◆ Exercise instructions ◆
Rewrite the rows below as a numbered list, leaving out any blank lines.

Recorded data
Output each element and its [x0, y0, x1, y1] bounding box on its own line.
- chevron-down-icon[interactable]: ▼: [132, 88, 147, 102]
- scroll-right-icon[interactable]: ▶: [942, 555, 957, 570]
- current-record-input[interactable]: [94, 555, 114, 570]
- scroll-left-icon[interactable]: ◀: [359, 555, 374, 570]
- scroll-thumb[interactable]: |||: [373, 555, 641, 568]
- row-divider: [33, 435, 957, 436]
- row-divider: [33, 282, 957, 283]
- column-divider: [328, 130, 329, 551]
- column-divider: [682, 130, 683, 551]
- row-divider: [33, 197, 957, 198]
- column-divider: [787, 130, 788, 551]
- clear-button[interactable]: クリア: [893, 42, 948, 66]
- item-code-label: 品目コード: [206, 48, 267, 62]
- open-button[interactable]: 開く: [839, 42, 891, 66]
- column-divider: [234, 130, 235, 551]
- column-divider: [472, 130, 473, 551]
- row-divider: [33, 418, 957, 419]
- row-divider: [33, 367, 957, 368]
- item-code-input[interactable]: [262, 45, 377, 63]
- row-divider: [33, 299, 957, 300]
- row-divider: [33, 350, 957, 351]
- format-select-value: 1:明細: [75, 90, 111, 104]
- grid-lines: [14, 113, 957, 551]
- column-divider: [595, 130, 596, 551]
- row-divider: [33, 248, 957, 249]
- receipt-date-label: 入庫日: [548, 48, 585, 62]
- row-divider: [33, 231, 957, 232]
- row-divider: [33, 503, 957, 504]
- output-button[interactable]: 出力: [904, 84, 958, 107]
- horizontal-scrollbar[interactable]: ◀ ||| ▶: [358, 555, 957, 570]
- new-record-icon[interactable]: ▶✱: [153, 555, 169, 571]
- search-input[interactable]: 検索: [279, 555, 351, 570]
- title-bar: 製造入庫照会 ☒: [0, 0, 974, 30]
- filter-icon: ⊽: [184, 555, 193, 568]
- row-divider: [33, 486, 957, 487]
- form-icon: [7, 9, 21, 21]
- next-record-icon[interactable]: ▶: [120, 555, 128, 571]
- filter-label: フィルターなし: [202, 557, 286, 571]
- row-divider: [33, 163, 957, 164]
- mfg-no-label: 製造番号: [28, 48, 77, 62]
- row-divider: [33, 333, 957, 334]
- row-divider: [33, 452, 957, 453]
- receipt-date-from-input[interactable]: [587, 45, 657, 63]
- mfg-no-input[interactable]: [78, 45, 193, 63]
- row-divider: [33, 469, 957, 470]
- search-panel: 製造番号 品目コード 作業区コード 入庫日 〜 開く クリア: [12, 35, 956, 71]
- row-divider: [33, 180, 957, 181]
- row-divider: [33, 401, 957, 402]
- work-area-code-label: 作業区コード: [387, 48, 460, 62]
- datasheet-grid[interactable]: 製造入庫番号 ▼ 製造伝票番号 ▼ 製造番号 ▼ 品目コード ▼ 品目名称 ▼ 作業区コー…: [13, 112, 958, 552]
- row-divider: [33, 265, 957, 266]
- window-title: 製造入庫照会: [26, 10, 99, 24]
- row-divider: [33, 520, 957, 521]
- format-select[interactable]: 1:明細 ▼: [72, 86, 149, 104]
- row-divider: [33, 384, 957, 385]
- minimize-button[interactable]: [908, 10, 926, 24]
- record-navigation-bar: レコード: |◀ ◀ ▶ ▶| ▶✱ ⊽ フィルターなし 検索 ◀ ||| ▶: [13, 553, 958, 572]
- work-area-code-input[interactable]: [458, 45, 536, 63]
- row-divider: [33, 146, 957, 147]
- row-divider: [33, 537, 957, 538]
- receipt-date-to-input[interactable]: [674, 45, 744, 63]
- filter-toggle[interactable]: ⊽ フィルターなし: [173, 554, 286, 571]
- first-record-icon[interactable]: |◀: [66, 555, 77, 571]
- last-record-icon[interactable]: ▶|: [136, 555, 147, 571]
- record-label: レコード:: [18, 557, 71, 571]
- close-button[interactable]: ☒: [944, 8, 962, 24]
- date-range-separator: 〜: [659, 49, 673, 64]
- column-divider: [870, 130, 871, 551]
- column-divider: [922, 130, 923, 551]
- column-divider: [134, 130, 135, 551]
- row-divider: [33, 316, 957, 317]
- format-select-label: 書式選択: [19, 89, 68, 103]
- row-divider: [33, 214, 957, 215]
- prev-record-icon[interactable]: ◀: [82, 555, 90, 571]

◆ The answer ◆
1. Output each element and its [x0, y0, x1, y1] bounding box on its own line.
2. - chevron-down-icon[interactable]: ▼: [132, 88, 147, 102]
3. - scroll-right-icon[interactable]: ▶: [942, 555, 957, 570]
4. - current-record-input[interactable]: [94, 555, 114, 570]
5. - scroll-left-icon[interactable]: ◀: [359, 555, 374, 570]
6. - scroll-thumb[interactable]: |||: [373, 555, 641, 568]
7. - row-divider: [33, 435, 957, 436]
8. - row-divider: [33, 282, 957, 283]
9. - column-divider: [328, 130, 329, 551]
10. - column-divider: [682, 130, 683, 551]
11. - row-divider: [33, 197, 957, 198]
12. - column-divider: [787, 130, 788, 551]
13. - clear-button[interactable]: クリア: [893, 42, 948, 66]
14. - item-code-label: 品目コード: [206, 48, 267, 62]
15. - open-button[interactable]: 開く: [839, 42, 891, 66]
16. - column-divider: [234, 130, 235, 551]
17. - column-divider: [472, 130, 473, 551]
18. - row-divider: [33, 418, 957, 419]
19. - row-divider: [33, 367, 957, 368]
20. - item-code-input[interactable]: [262, 45, 377, 63]
21. - row-divider: [33, 299, 957, 300]
22. - row-divider: [33, 350, 957, 351]
23. - format-select-value: 1:明細: [75, 90, 111, 104]
24. - grid-lines: [14, 113, 957, 551]
25. - column-divider: [595, 130, 596, 551]
26. - row-divider: [33, 248, 957, 249]
27. - receipt-date-label: 入庫日: [548, 48, 585, 62]
28. - row-divider: [33, 231, 957, 232]
29. - row-divider: [33, 503, 957, 504]
30. - output-button[interactable]: 出力: [904, 84, 958, 107]
31. - horizontal-scrollbar[interactable]: ◀ ||| ▶: [358, 555, 957, 570]
32. - new-record-icon[interactable]: ▶✱: [153, 555, 169, 571]
33. - search-input[interactable]: 検索: [279, 555, 351, 570]
34. - title-bar: 製造入庫照会 ☒: [0, 0, 974, 30]
35. - filter-icon: ⊽: [184, 555, 193, 568]
36. - row-divider: [33, 486, 957, 487]
37. - form-icon: [7, 9, 21, 21]
38. - next-record-icon[interactable]: ▶: [120, 555, 128, 571]
39. - filter-label: フィルターなし: [202, 557, 286, 571]
40. - row-divider: [33, 163, 957, 164]
41. - mfg-no-label: 製造番号: [28, 48, 77, 62]
42. - row-divider: [33, 333, 957, 334]
43. - row-divider: [33, 452, 957, 453]
44. - receipt-date-from-input[interactable]: [587, 45, 657, 63]
45. - mfg-no-input[interactable]: [78, 45, 193, 63]
46. - row-divider: [33, 469, 957, 470]
47. - search-panel: 製造番号 品目コード 作業区コード 入庫日 〜 開く クリア: [12, 35, 956, 71]
48. - row-divider: [33, 180, 957, 181]
49. - row-divider: [33, 401, 957, 402]
50. - work-area-code-label: 作業区コード: [387, 48, 460, 62]
51. - datasheet-grid[interactable]: 製造入庫番号 ▼ 製造伝票番号 ▼ 製造番号 ▼ 品目コード ▼ 品目名称 ▼ 作業区コー…: [13, 112, 958, 552]
52. - row-divider: [33, 265, 957, 266]
53. - window-title: 製造入庫照会: [26, 10, 99, 24]
54. - row-divider: [33, 520, 957, 521]
55. - format-select[interactable]: 1:明細 ▼: [72, 86, 149, 104]
56. - row-divider: [33, 384, 957, 385]
57. - minimize-button[interactable]: [908, 10, 926, 24]
58. - record-navigation-bar: レコード: |◀ ◀ ▶ ▶| ▶✱ ⊽ フィルターなし 検索 ◀ ||| ▶: [13, 553, 958, 572]
59. - work-area-code-input[interactable]: [458, 45, 536, 63]
60. - row-divider: [33, 146, 957, 147]
61. - row-divider: [33, 537, 957, 538]
62. - receipt-date-to-input[interactable]: [674, 45, 744, 63]
63. - filter-toggle[interactable]: ⊽ フィルターなし: [173, 554, 286, 571]
64. - first-record-icon[interactable]: |◀: [66, 555, 77, 571]
65. - last-record-icon[interactable]: ▶|: [136, 555, 147, 571]
66. - record-label: レコード:: [18, 557, 71, 571]
67. - close-button[interactable]: ☒: [944, 8, 962, 24]
68. - date-range-separator: 〜: [659, 49, 673, 64]
69. - column-divider: [870, 130, 871, 551]
70. - column-divider: [922, 130, 923, 551]
71. - column-divider: [134, 130, 135, 551]
72. - row-divider: [33, 316, 957, 317]
73. - format-select-label: 書式選択: [19, 89, 68, 103]
74. - row-divider: [33, 214, 957, 215]
75. - prev-record-icon[interactable]: ◀: [82, 555, 90, 571]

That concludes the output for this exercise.